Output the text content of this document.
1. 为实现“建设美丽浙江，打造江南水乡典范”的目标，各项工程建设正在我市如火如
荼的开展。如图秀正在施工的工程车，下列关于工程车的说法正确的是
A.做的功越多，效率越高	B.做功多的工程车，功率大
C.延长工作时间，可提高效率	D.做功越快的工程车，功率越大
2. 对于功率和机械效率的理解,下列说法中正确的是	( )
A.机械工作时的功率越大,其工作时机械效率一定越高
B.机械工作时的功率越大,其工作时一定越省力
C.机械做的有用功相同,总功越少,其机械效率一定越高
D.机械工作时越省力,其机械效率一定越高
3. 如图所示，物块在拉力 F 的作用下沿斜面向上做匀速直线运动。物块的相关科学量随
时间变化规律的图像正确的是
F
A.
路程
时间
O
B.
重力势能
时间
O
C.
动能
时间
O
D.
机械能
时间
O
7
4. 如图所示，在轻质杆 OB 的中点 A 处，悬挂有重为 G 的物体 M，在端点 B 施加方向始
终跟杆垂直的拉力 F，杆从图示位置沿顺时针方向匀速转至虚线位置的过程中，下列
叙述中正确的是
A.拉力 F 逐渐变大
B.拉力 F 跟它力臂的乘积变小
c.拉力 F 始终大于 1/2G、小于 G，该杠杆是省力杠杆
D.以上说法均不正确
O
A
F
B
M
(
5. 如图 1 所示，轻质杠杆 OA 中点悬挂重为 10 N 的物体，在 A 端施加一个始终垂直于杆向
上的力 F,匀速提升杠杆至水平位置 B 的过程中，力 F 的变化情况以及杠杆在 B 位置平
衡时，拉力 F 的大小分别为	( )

· · ·

Exactly as they are written, print the entries again.

Output the text content of this document.
1. 为实现“建设美丽浙江，打造江南水乡典范”的目标，各项工程建设正在我市如火如
荼的开展。如图秀正在施工的工程车，下列关于工程车的说法正确的是
A.做的功越多，效率越高	B.做功多的工程车，功率大
C.延长工作时间，可提高效率	D.做功越快的工程车，功率越大
2. 对于功率和机械效率的理解,下列说法中正确的是	( )
A.机械工作时的功率越大,其工作时机械效率一定越高
B.机械工作时的功率越大,其工作时一定越省力
C.机械做的有用功相同,总功越少,其机械效率一定越高
D.机械工作时越省力,其机械效率一定越高
3. 如图所示，物块在拉力 F 的作用下沿斜面向上做匀速直线运动。物块的相关科学量随
时间变化规律的图像正确的是
F
A.
路程
时间
O
B.
重力势能
时间
O
C.
动能
时间
O
D.
机械能
时间
O
7
4. 如图所示，在轻质杆 OB 的中点 A 处，悬挂有重为 G 的物体 M，在端点 B 施加方向始
终跟杆垂直的拉力 F，杆从图示位置沿顺时针方向匀速转至虚线位置的过程中，下列
叙述中正确的是
A.拉力 F 逐渐变大
B.拉力 F 跟它力臂的乘积变小
c.拉力 F 始终大于 1/2G、小于 G，该杠杆是省力杠杆
D.以上说法均不正确
O
A
F
B
M
(
5. 如图 1 所示，轻质杠杆 OA 中点悬挂重为 10 N 的物体，在 A 端施加一个始终垂直于杆向
上的力 F,匀速提升杠杆至水平位置 B 的过程中，力 F 的变化情况以及杠杆在 B 位置平
衡时，拉力 F 的大小分别为	( )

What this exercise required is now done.